** SOURCE EXTRACT follows **

Story Created:
Mar 5, 2013 at 1:00 AM ECT
Story Updated:
Mar 5, 2013 at 6:39 AM ECT
DAYS before Christmas Day 2008, an e-mail was circulated among the partners of the local arm of international auditing firm PricewaterhouseCoopers (PwC) listing six people they needed to satisfy.
Top of the list was Lawrence Duprey, then executive chairman of CL Financial.
The other five names on the list in descending order were Michael Carballo, then CL Financial group financial director; Mervyn Assam, then executive chairman of CLICO Investment Bank (CIB); Carlos John; Andre Monteil; and Gita Sakal, CL Financial's then corporate secretary.
Question marks were placed in the position titles "others" to be satisfied by the auditing firm.
British Queen's Counsel Edwin Glasgow, counsel to the Commission of Enquiry into the collapse of CL Financial, made the statements yesterday as he read from an e-mail dated December 22, 2008, which was circulated to the local partners of PricewaterhouseCoopers.

** End of SOURCE EXTRACT **
** DATA follows **

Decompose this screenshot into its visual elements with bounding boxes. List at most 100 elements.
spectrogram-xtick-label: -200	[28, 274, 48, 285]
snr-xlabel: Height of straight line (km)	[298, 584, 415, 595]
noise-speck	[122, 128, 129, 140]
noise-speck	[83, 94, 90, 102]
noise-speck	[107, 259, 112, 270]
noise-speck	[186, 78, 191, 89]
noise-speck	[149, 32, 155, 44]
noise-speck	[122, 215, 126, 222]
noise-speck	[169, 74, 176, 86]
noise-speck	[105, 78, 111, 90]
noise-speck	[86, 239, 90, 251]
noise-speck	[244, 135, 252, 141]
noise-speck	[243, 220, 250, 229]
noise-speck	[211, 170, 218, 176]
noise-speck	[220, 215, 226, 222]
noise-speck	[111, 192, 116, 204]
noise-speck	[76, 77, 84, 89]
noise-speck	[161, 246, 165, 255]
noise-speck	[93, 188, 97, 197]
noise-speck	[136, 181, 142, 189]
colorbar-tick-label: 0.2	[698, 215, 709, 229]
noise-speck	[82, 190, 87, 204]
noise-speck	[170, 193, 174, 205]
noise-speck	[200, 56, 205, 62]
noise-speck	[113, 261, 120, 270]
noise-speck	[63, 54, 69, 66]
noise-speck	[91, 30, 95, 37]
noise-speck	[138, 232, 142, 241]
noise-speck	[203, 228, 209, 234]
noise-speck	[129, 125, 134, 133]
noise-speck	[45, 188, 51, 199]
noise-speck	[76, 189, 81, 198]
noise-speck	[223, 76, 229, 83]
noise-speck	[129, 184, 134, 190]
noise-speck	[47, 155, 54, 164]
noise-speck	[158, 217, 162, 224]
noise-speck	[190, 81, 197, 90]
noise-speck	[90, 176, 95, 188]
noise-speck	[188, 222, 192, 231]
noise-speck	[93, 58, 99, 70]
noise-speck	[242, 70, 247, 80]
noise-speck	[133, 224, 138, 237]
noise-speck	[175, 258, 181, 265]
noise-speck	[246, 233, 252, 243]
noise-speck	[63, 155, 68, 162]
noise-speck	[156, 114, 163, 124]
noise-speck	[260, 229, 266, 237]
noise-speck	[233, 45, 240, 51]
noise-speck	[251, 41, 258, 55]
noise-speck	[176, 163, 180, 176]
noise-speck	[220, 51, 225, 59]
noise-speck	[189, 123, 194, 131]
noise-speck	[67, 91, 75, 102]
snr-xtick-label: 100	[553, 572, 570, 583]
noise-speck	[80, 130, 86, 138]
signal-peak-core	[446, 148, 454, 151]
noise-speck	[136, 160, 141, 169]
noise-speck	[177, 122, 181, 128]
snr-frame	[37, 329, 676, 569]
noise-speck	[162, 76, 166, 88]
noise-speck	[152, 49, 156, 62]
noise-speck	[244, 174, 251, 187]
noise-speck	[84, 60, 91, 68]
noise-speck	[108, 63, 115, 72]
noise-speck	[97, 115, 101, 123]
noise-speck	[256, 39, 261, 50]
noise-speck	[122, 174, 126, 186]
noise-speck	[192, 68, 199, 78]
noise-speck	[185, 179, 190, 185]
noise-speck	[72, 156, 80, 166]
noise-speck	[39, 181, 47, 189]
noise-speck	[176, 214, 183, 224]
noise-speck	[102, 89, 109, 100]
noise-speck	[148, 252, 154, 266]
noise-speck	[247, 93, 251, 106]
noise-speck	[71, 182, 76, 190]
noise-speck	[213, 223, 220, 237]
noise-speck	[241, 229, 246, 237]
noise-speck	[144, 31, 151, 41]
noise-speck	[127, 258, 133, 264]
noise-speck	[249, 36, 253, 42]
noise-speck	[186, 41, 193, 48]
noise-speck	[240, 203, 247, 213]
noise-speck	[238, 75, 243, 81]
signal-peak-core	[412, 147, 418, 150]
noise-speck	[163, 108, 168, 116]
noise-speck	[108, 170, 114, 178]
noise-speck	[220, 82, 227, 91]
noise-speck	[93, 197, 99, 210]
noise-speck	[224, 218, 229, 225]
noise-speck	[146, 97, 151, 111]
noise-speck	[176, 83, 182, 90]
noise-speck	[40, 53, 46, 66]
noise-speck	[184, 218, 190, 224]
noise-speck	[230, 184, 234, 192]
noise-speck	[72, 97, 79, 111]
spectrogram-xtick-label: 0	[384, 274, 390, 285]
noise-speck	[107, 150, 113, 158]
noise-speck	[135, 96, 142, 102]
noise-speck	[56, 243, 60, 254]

** End of DATA **

PROBLEM 1: In the news extract about the CL Financial enquiry, whose name was at the top of the list in the PricewaterhouseCoopers e-mail?
PROBLEM 2: Carry on the news article about the PricewaterhouseCoopers e-mail and the CL Financial enquiry from where it stops.

TASK ANSWER 1: Lawrence Duprey, then executive chairman of CL Financial.

TASK ANSWER 2:
The e-mail was part of a new set of documents disclosed by PwC on Friday.
Colin Wharfe, PwC's territory senior partner, was recalled to the witness stand to answer questions relating to a private meeting the firm reportedly had over its handling of the conglomerate's accounts.
Glasgow stated, "PwC was concentrating on satisfying clients, specifically by name Mr Duprey, rather more than doing its job properly."
Wharfe denied the claim.
"It is not satisfaction in terms of make them happy, it is satisfaction in terms of the individuals charged with governance with whom we interact with respect to ultimate decision-making within the group," he said.
"We deal and try to serve all our clients, not just an individual or a particular entity. We cherish and value all our clients and attempt to serve all of them in a similar way."
Apart from the head honchos of CL Financial and its subsidiaries, no other clients were named in the list of those to be satisfied.
Glasgow said that it may be somewhat disconcerting that "people who have become fairly notorious" were on the PwC list.
Glasgow: Mr Wharfe, I think the commissioner's problem may be that you have identified by name some people who have become fairly notorious...I hope that is not a rude word to say, in the course of this enquiry. Some of them are not even assisting the commissioner by giving evidence.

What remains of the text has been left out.